#### Directive:
Leaving out the pictures, retype all the material exactly.

* * *

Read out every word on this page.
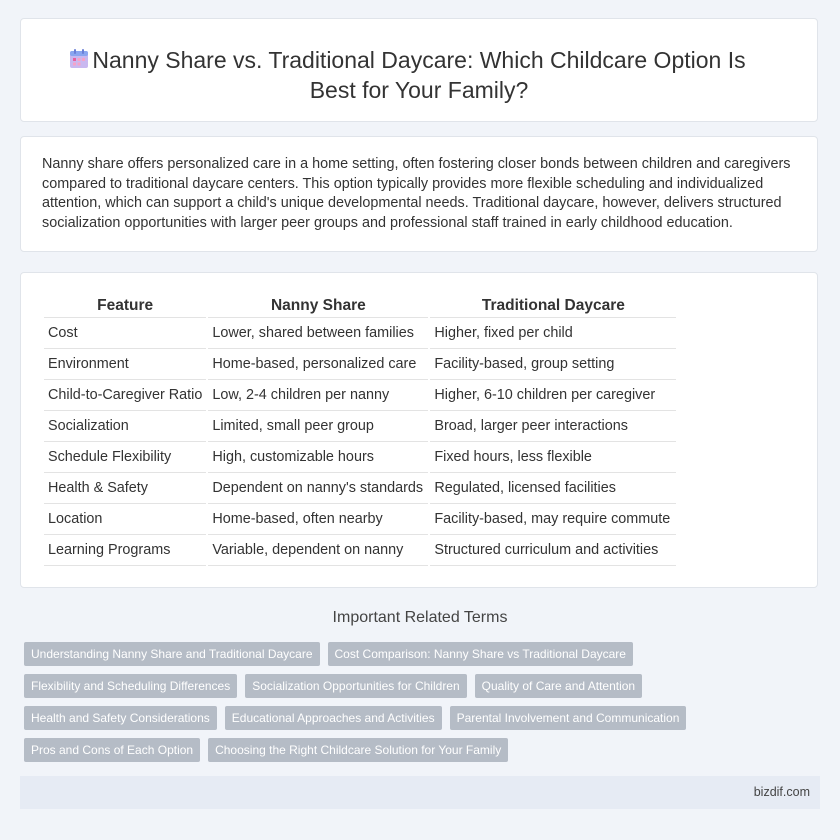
Nanny Share vs. Traditional Daycare: Which Childcare Option Is
Best for Your Family?
Nanny share offers personalized care in a home setting, often fostering closer bonds between children and caregivers compared to traditional daycare centers. This option typically provides more flexible scheduling and individualized attention, which can support a child's unique developmental needs. Traditional daycare, however, delivers structured socialization opportunities with larger peer groups and professional staff trained in early childhood education.
Feature	Nanny Share	Traditional Daycare
Cost	Lower, shared between families	Higher, fixed per child
Environment	Home-based, personalized care	Facility-based, group setting
Child-to-Caregiver Ratio	Low, 2-4 children per nanny	Higher, 6-10 children per caregiver
Socialization	Limited, small peer group	Broad, larger peer interactions
Schedule Flexibility	High, customizable hours	Fixed hours, less flexible
Health & Safety	Dependent on nanny's standards	Regulated, licensed facilities
Location	Home-based, often nearby	Facility-based, may require commute
Learning Programs	Variable, dependent on nanny	Structured curriculum and activities
Important Related Terms
Understanding Nanny Share and Traditional Daycare	Cost Comparison: Nanny Share vs Traditional Daycare
Flexibility and Scheduling Differences	Socialization Opportunities for Children	Quality of Care and Attention
Health and Safety Considerations	Educational Approaches and Activities	Parental Involvement and Communication
Pros and Cons of Each Option	Choosing the Right Childcare Solution for Your Family
bizdif.com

* * *

#### Task response:
Read out every word on this page.
Nanny Share vs. Traditional Daycare: Which Childcare Option Is
Best for Your Family?
Nanny share offers personalized care in a home setting, often fostering closer bonds between children and caregivers compared to traditional daycare centers. This option typically provides more flexible scheduling and individualized attention, which can support a child's unique developmental needs. Traditional daycare, however, delivers structured socialization opportunities with larger peer groups and professional staff trained in early childhood education.
Feature	Nanny Share	Traditional Daycare
Cost	Lower, shared between families	Higher, fixed per child
Environment	Home-based, personalized care	Facility-based, group setting
Child-to-Caregiver Ratio	Low, 2-4 children per nanny	Higher, 6-10 children per caregiver
Socialization	Limited, small peer group	Broad, larger peer interactions
Schedule Flexibility	High, customizable hours	Fixed hours, less flexible
Health & Safety	Dependent on nanny's standards	Regulated, licensed facilities
Location	Home-based, often nearby	Facility-based, may require commute
Learning Programs	Variable, dependent on nanny	Structured curriculum and activities
Important Related Terms
Understanding Nanny Share and Traditional Daycare	Cost Comparison: Nanny Share vs Traditional Daycare
Flexibility and Scheduling Differences	Socialization Opportunities for Children	Quality of Care and Attention
Health and Safety Considerations	Educational Approaches and Activities	Parental Involvement and Communication
Pros and Cons of Each Option	Choosing the Right Childcare Solution for Your Family
bizdif.com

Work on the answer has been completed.